▶ [WHAT THE EXERCISE ASKS] Copy nothing but the text: repeat each entry exactly and drop the images.

···

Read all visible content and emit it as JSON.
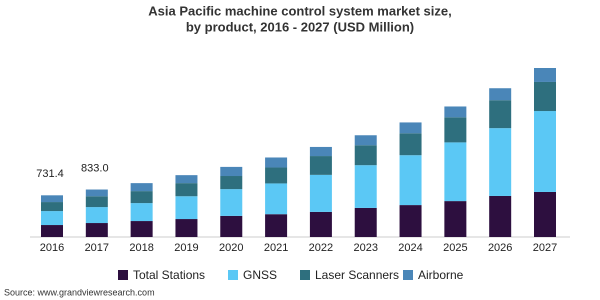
{
  "chart_data": {
    "type": "stacked_bar",
    "title": "Asia Pacific machine control system market size,",
    "subtitle": "by product, 2016 - 2027 (USD Million)",
    "categories": [
      "2016",
      "2017",
      "2018",
      "2019",
      "2020",
      "2021",
      "2022",
      "2023",
      "2024",
      "2025",
      "2026",
      "2027"
    ],
    "series": [
      {
        "name": "Total Stations",
        "color": "#2d0f3f",
        "values": [
          210,
          245,
          280,
          315,
          370,
          400,
          440,
          510,
          560,
          630,
          720,
          790
        ]
      },
      {
        "name": "GNSS",
        "color": "#5bc8f5",
        "values": [
          245,
          280,
          315,
          400,
          470,
          540,
          650,
          750,
          875,
          1030,
          1190,
          1420
        ]
      },
      {
        "name": "Laser Scanners",
        "color": "#2e6f7e",
        "values": [
          158,
          190,
          210,
          230,
          230,
          280,
          330,
          350,
          385,
          440,
          490,
          510
        ]
      },
      {
        "name": "Airborne",
        "color": "#4a86b8",
        "values": [
          118.4,
          118,
          140,
          140,
          160,
          175,
          160,
          175,
          190,
          190,
          210,
          245
        ]
      }
    ],
    "totals": [
      731.4,
      {
        "value": 833.0,
        "label": "833.0"
      }
    ],
    "source": "Source: www.grandviewresearch.com"
  }
}
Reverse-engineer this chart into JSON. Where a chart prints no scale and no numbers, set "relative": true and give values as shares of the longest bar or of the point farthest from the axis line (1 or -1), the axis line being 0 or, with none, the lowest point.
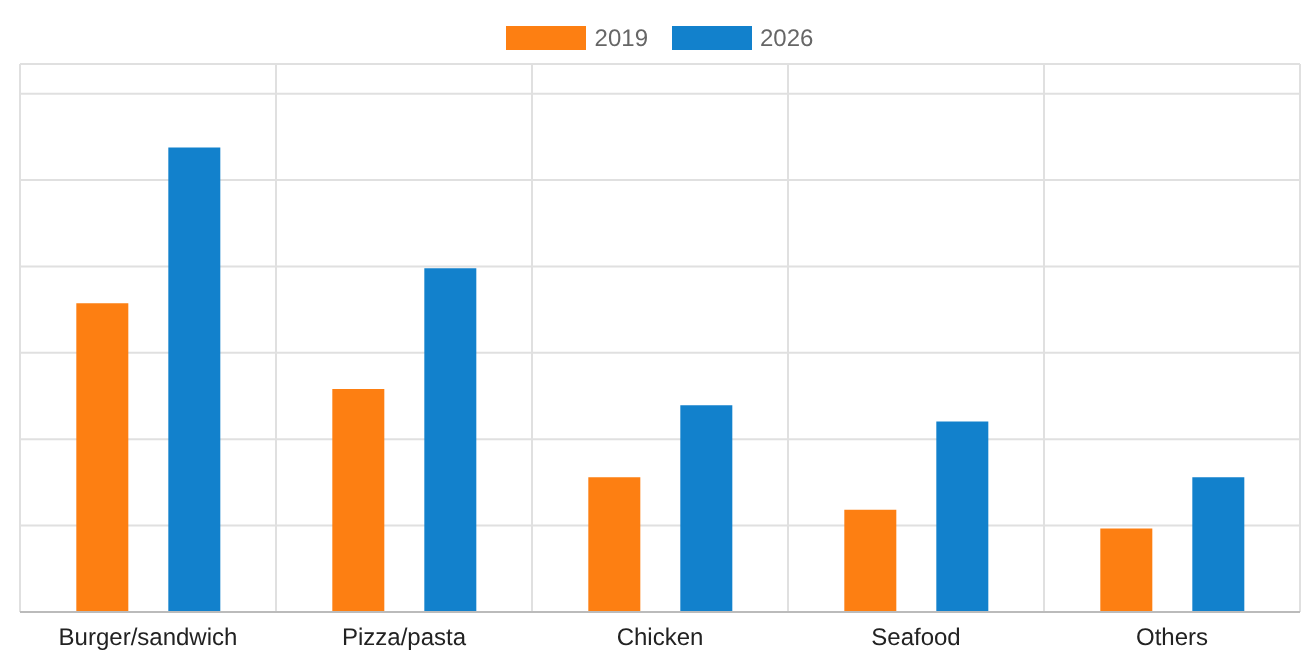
{
  "chart_data": {
    "type": "bar",
    "relative": true,
    "categories": [
      "Burger/sandwich",
      "Pizza/pasta",
      "Chicken",
      "Seafood",
      "Others"
    ],
    "series": [
      {
        "name": "2019",
        "color": "#fd7f12",
        "values": [
          0.665,
          0.48,
          0.29,
          0.22,
          0.18
        ]
      },
      {
        "name": "2026",
        "color": "#1281cc",
        "values": [
          1,
          0.74,
          0.445,
          0.41,
          0.29
        ]
      }
    ],
    "grid": true,
    "legend": "top"
  }
}
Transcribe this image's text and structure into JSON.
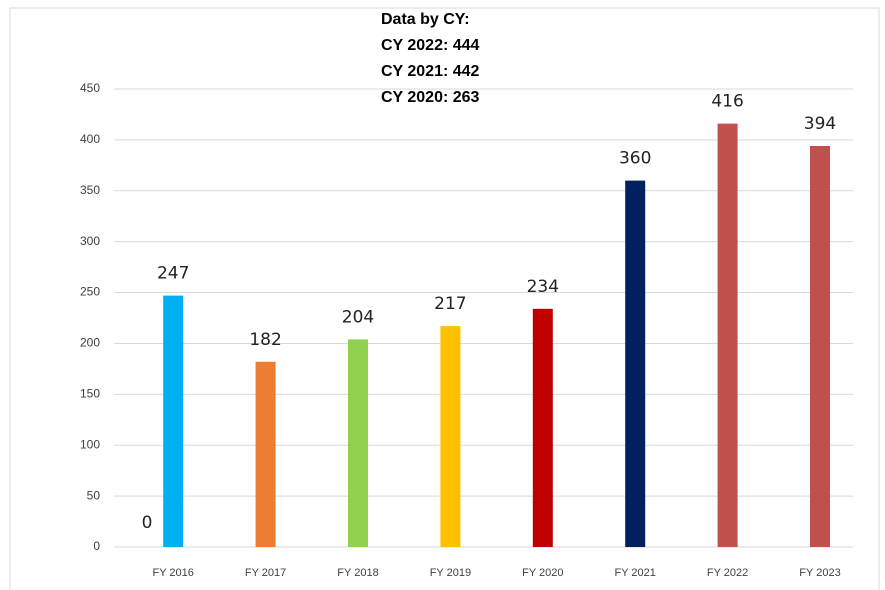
{
  "chart_data": {
    "type": "bar",
    "annotations": [
      "Data by CY:",
      "CY 2022: 444",
      "CY 2021: 442",
      "CY 2020: 263"
    ],
    "extra_label": "0",
    "categories": [
      "FY 2016",
      "FY 2017",
      "FY 2018",
      "FY 2019",
      "FY 2020",
      "FY 2021",
      "FY 2022",
      "FY 2023"
    ],
    "values": [
      247,
      182,
      204,
      217,
      234,
      360,
      416,
      394
    ],
    "colors": [
      "#00b0f0",
      "#ed7d31",
      "#92d050",
      "#ffc000",
      "#c00000",
      "#002060",
      "#c0504d",
      "#c0504d"
    ],
    "ylim": [
      0,
      450
    ],
    "yticks": [
      0,
      50,
      100,
      150,
      200,
      250,
      300,
      350,
      400,
      450
    ],
    "grid": true
  }
}
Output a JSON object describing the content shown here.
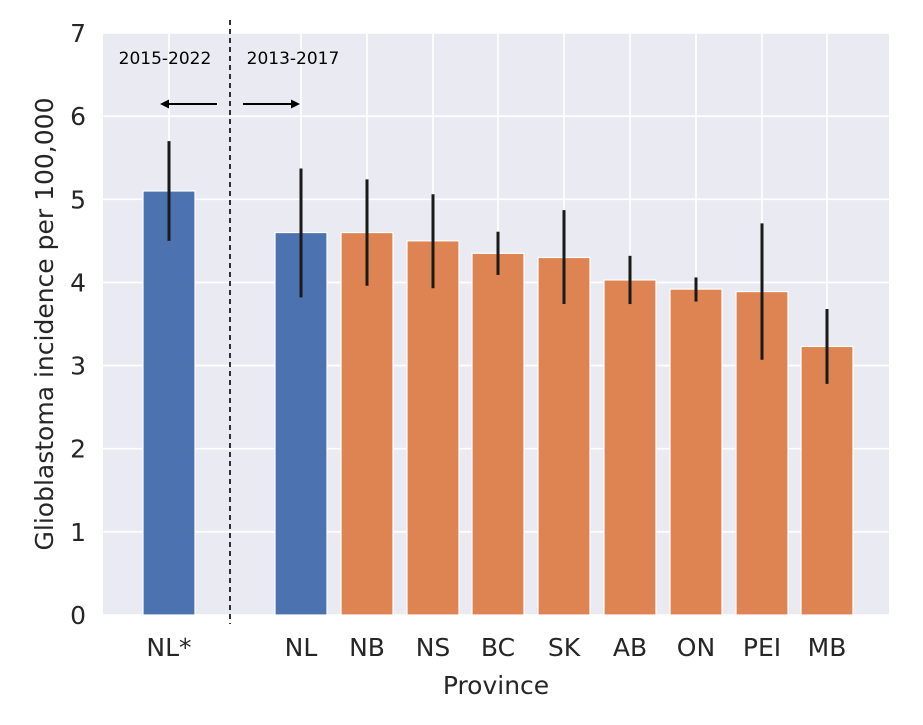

···

▶ [WRITTEN ANSWER]
Read all visible content and emit it as JSON.
{
  "chart_data": {
    "type": "stacked_bar",
    "title": "Asia Pacific machine control system market size,",
    "subtitle": "by product, 2016 - 2027 (USD Million)",
    "categories": [
      "2016",
      "2017",
      "2018",
      "2019",
      "2020",
      "2021",
      "2022",
      "2023",
      "2024",
      "2025",
      "2026",
      "2027"
    ],
    "series": [
      {
        "name": "Total Stations",
        "color": "#2d0f3f",
        "values": [
          210,
          245,
          280,
          315,
          370,
          400,
          440,
          510,
          560,
          630,
          720,
          790
        ]
      },
      {
        "name": "GNSS",
        "color": "#5bc8f5",
        "values": [
          245,
          280,
          315,
          400,
          470,
          540,
          650,
          750,
          875,
          1030,
          1190,
          1420
        ]
      },
      {
        "name": "Laser Scanners",
        "color": "#2e6f7e",
        "values": [
          158,
          190,
          210,
          230,
          230,
          280,
          330,
          350,
          385,
          440,
          490,
          510
        ]
      },
      {
        "name": "Airborne",
        "color": "#4a86b8",
        "values": [
          118.4,
          118,
          140,
          140,
          160,
          175,
          160,
          175,
          190,
          190,
          210,
          245
        ]
      }
    ],
    "totals": [
      731.4,
      {
        "value": 833.0,
        "label": "833.0"
      }
    ],
    "source": "Source: www.grandviewresearch.com"
  }
}
Reverse-engineer this chart into JSON. Where a chart prints no scale and no numbers, set "relative": true and give values as shares of the longest bar or of the point farthest from the axis line (1 or -1), the axis line being 0 or, with none, the lowest point.
{
  "chart_data": {
    "type": "bar",
    "relative": true,
    "categories": [
      "Burger/sandwich",
      "Pizza/pasta",
      "Chicken",
      "Seafood",
      "Others"
    ],
    "series": [
      {
        "name": "2019",
        "color": "#fd7f12",
        "values": [
          0.665,
          0.48,
          0.29,
          0.22,
          0.18
        ]
      },
      {
        "name": "2026",
        "color": "#1281cc",
        "values": [
          1,
          0.74,
          0.445,
          0.41,
          0.29
        ]
      }
    ],
    "grid": true,
    "legend": "top"
  }
}
Transcribe this image's text and structure into JSON.
{
  "chart_data": {
    "type": "bar",
    "annotations": [
      "Data by CY:",
      "CY 2022: 444",
      "CY 2021: 442",
      "CY 2020: 263"
    ],
    "extra_label": "0",
    "categories": [
      "FY 2016",
      "FY 2017",
      "FY 2018",
      "FY 2019",
      "FY 2020",
      "FY 2021",
      "FY 2022",
      "FY 2023"
    ],
    "values": [
      247,
      182,
      204,
      217,
      234,
      360,
      416,
      394
    ],
    "colors": [
      "#00b0f0",
      "#ed7d31",
      "#92d050",
      "#ffc000",
      "#c00000",
      "#002060",
      "#c0504d",
      "#c0504d"
    ],
    "ylim": [
      0,
      450
    ],
    "yticks": [
      0,
      50,
      100,
      150,
      200,
      250,
      300,
      350,
      400,
      450
    ],
    "grid": true
  }
}
Output a JSON object describing the content shown here.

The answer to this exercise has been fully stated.